**Data section:**
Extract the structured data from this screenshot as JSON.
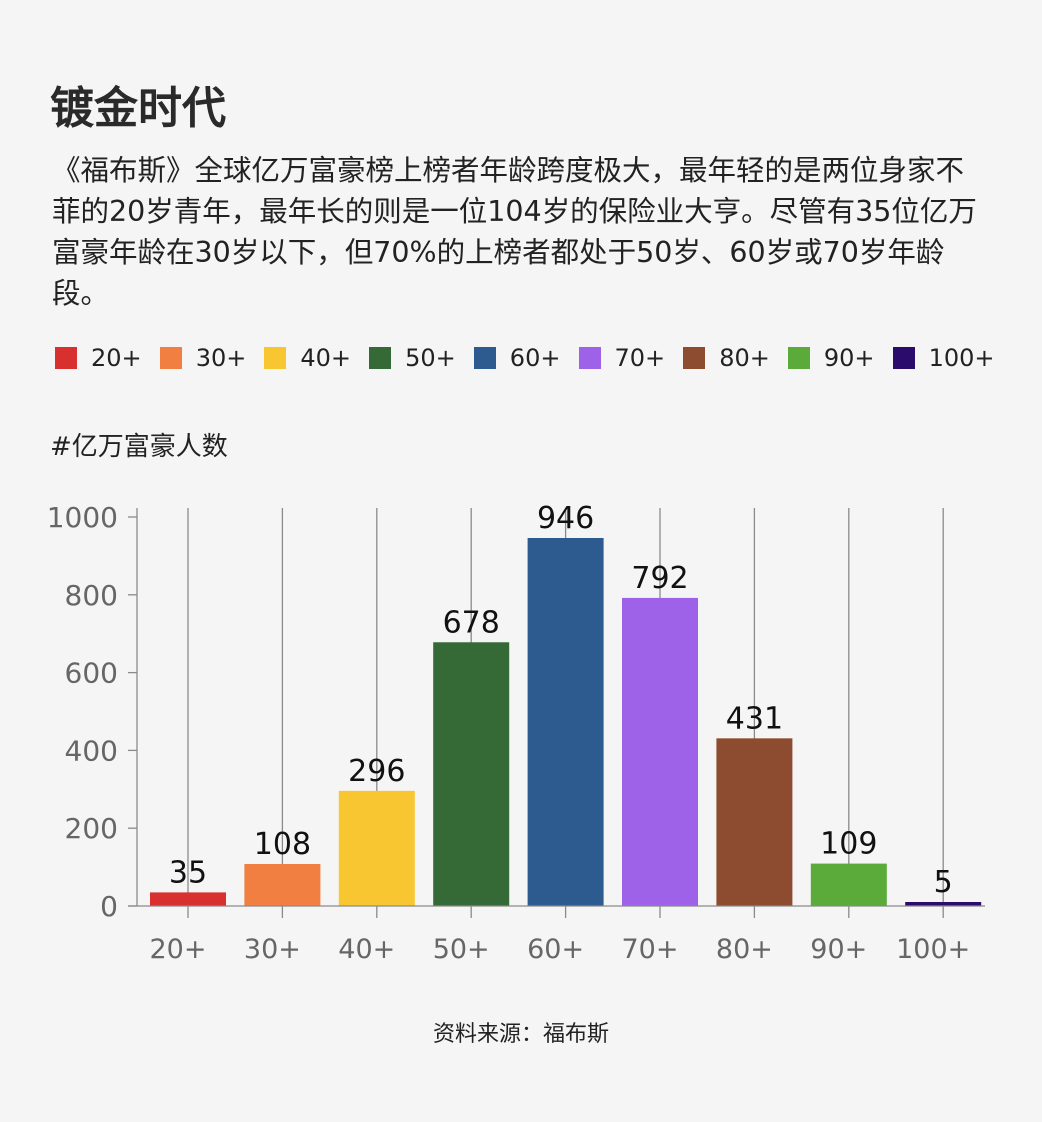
{
  "header": {
    "title": "镀金时代",
    "description": "《福布斯》全球亿万富豪榜上榜者年龄跨度极大，最年轻的是两位身家不菲的20岁青年，最年长的则是一位104岁的保险业大亨。尽管有35位亿万富豪年龄在30岁以下，但70%的上榜者都处于50岁、60岁或70岁年龄段。"
  },
  "footer": {
    "source": "资料来源：福布斯"
  },
  "chart_data": {
    "type": "bar",
    "title": "",
    "ylabel": "#亿万富豪人数",
    "xlabel": "",
    "categories": [
      "20+",
      "30+",
      "40+",
      "50+",
      "60+",
      "70+",
      "80+",
      "90+",
      "100+"
    ],
    "values": [
      35,
      108,
      296,
      678,
      946,
      792,
      431,
      109,
      5
    ],
    "colors": [
      "#d8302f",
      "#f07f41",
      "#f8c630",
      "#356a36",
      "#2d5b90",
      "#9d62e8",
      "#8d4c2f",
      "#5aab3a",
      "#2b0c6d"
    ],
    "yticks": [
      0,
      200,
      400,
      600,
      800,
      1000
    ],
    "ylim": [
      0,
      1000
    ],
    "grid": "vertical",
    "legend": "top",
    "data_labels": true
  }
}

**Exercise brief:** The records above are to be restated exactly, without their pictures.

**In response:**
Extract the structured data from this screenshot as JSON.
{
  "header": {
    "title": "镀金时代",
    "description": "《福布斯》全球亿万富豪榜上榜者年龄跨度极大，最年轻的是两位身家不菲的20岁青年，最年长的则是一位104岁的保险业大亨。尽管有35位亿万富豪年龄在30岁以下，但70%的上榜者都处于50岁、60岁或70岁年龄段。"
  },
  "footer": {
    "source": "资料来源：福布斯"
  },
  "chart_data": {
    "type": "bar",
    "title": "",
    "ylabel": "#亿万富豪人数",
    "xlabel": "",
    "categories": [
      "20+",
      "30+",
      "40+",
      "50+",
      "60+",
      "70+",
      "80+",
      "90+",
      "100+"
    ],
    "values": [
      35,
      108,
      296,
      678,
      946,
      792,
      431,
      109,
      5
    ],
    "colors": [
      "#d8302f",
      "#f07f41",
      "#f8c630",
      "#356a36",
      "#2d5b90",
      "#9d62e8",
      "#8d4c2f",
      "#5aab3a",
      "#2b0c6d"
    ],
    "yticks": [
      0,
      200,
      400,
      600,
      800,
      1000
    ],
    "ylim": [
      0,
      1000
    ],
    "grid": "vertical",
    "legend": "top",
    "data_labels": true
  }
}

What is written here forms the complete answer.